▶ STATED PROBLEM
Give back a single number, the count of lines containing the word "burst".

= = = = = = =

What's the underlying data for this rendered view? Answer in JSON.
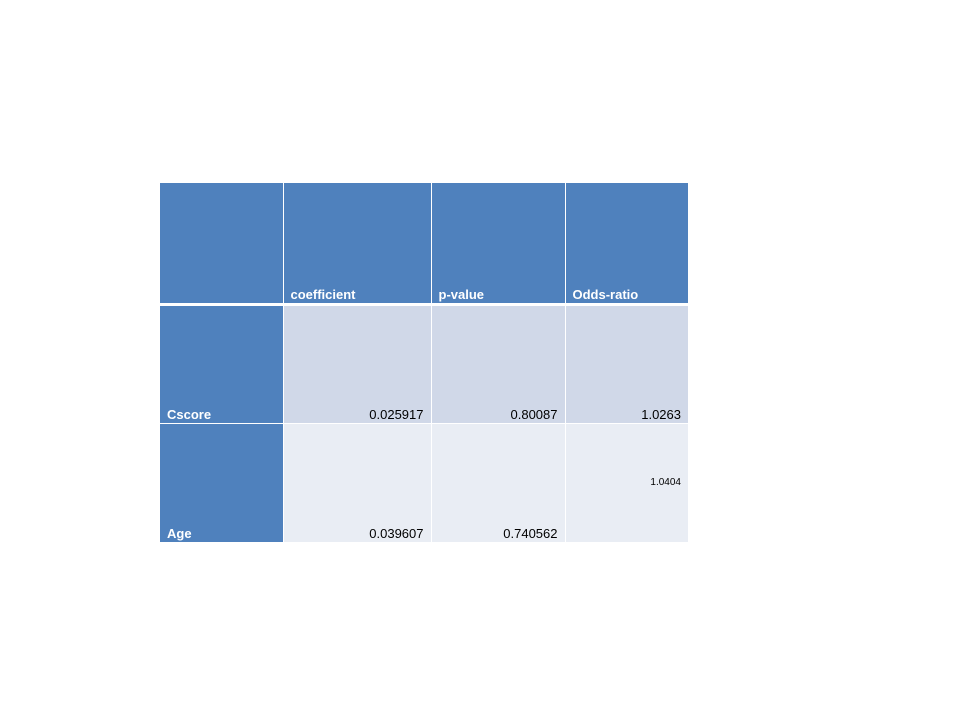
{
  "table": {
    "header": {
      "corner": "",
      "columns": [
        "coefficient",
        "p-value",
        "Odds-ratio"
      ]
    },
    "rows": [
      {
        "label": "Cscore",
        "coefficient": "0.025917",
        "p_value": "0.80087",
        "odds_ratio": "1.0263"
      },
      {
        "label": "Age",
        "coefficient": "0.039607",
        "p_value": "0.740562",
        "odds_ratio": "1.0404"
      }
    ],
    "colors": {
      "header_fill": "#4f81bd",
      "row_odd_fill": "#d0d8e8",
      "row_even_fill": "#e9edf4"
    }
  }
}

= = = = = = =

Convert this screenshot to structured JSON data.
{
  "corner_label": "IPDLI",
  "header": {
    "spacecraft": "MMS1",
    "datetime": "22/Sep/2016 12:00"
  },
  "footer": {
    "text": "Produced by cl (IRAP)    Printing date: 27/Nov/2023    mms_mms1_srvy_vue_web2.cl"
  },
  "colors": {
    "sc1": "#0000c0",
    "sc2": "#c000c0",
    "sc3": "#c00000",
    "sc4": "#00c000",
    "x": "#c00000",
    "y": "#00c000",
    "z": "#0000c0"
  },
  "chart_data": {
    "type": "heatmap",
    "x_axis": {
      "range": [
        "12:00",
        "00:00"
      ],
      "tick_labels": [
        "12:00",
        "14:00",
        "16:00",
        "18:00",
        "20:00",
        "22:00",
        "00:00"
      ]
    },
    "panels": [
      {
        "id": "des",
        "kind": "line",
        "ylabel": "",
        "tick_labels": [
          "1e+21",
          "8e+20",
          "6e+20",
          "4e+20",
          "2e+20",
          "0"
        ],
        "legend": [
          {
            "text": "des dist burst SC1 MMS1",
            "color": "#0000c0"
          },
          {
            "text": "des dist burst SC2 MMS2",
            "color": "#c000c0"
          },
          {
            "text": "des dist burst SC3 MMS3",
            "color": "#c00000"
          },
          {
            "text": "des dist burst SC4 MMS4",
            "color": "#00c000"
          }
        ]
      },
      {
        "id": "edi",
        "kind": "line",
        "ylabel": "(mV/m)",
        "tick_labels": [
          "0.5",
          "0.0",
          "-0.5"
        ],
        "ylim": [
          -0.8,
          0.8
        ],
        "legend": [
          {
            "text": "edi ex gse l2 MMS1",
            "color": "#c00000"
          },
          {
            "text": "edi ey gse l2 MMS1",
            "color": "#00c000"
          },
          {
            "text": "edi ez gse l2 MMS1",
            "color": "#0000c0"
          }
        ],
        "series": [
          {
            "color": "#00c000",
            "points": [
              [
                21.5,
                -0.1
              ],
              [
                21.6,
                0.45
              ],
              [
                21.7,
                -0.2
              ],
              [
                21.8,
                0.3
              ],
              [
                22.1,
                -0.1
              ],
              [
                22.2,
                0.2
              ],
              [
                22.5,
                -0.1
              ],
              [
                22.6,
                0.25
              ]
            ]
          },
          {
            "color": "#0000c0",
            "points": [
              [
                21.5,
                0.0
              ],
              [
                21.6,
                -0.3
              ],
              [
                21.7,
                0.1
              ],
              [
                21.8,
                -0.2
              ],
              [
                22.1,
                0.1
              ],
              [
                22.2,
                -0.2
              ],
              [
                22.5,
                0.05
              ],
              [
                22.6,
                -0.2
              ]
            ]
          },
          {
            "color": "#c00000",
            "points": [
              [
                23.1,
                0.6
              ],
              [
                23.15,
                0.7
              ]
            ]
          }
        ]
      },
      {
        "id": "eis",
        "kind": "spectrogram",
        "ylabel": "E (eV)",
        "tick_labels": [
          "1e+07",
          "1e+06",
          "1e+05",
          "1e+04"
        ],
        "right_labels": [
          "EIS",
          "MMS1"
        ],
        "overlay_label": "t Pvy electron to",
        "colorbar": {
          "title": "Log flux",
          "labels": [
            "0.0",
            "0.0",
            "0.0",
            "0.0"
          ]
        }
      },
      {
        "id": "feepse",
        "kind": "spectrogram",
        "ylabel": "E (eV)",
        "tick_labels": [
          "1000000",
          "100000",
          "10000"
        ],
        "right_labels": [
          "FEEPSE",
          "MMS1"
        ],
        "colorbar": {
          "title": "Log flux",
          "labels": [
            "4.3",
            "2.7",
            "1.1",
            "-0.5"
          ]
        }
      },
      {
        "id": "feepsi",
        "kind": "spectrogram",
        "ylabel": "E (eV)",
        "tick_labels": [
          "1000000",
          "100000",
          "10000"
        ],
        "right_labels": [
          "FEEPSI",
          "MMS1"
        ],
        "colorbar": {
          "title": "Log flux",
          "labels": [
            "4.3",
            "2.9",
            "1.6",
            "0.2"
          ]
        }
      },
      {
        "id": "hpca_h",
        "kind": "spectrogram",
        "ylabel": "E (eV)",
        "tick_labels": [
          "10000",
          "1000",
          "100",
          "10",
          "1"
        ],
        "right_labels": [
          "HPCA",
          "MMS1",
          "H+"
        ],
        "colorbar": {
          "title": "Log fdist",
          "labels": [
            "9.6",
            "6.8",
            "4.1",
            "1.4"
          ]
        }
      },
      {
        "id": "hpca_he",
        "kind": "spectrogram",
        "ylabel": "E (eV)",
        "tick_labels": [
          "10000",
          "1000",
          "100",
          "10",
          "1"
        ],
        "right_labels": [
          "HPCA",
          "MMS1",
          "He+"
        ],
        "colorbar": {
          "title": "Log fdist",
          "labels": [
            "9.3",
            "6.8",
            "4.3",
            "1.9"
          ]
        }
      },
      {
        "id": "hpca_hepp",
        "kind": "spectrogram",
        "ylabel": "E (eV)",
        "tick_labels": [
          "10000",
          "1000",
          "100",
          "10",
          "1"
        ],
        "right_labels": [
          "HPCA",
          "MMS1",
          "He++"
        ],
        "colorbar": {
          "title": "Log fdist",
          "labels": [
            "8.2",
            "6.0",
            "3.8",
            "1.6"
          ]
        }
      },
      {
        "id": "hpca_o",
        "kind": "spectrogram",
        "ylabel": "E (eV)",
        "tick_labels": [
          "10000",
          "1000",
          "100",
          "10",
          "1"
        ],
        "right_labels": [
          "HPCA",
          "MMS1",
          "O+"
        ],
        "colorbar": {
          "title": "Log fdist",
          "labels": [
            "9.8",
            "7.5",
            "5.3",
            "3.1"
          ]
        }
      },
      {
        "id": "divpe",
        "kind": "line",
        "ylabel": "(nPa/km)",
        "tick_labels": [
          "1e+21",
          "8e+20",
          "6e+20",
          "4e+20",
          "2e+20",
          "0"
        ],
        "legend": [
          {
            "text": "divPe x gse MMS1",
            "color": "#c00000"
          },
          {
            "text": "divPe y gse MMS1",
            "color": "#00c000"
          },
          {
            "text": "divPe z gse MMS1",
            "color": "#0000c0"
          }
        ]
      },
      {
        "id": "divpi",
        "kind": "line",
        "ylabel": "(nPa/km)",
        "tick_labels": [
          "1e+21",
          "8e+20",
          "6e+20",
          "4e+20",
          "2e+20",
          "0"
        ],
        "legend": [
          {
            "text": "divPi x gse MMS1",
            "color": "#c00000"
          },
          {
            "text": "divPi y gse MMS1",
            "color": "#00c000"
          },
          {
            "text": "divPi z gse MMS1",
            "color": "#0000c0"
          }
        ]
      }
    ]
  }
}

= = = = = = =

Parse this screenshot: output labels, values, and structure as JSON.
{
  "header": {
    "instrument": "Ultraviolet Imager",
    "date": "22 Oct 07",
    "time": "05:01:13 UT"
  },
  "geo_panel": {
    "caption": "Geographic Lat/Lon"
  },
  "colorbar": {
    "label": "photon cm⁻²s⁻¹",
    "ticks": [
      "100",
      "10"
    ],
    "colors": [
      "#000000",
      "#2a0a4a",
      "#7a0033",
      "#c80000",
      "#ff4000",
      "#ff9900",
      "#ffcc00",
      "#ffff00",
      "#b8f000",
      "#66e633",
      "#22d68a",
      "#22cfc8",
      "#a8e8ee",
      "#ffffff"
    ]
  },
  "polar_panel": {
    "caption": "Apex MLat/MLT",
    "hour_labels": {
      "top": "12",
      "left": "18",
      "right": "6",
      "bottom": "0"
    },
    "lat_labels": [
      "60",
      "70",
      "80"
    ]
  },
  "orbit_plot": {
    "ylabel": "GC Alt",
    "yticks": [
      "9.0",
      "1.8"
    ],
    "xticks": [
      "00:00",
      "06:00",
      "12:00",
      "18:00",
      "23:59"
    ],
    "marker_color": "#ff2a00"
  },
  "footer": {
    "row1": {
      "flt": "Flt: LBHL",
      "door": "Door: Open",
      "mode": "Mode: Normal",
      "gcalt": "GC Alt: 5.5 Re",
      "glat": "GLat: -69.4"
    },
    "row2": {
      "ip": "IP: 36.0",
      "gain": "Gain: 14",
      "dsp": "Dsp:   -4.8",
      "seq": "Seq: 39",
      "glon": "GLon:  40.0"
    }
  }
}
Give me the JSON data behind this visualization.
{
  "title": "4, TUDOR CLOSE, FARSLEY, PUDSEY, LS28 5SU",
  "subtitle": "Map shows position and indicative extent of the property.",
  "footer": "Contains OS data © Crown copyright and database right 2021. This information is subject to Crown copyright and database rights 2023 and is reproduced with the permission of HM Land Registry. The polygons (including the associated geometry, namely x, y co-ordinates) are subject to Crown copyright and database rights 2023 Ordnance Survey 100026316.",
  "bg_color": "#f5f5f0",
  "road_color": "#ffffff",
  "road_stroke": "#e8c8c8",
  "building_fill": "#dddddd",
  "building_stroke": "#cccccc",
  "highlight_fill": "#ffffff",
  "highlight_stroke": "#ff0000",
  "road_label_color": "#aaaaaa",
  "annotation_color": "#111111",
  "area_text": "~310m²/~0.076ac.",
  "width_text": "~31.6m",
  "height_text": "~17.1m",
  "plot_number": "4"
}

= = = = = = =

▶ SOLUTION FOR THIS EXERCISE
4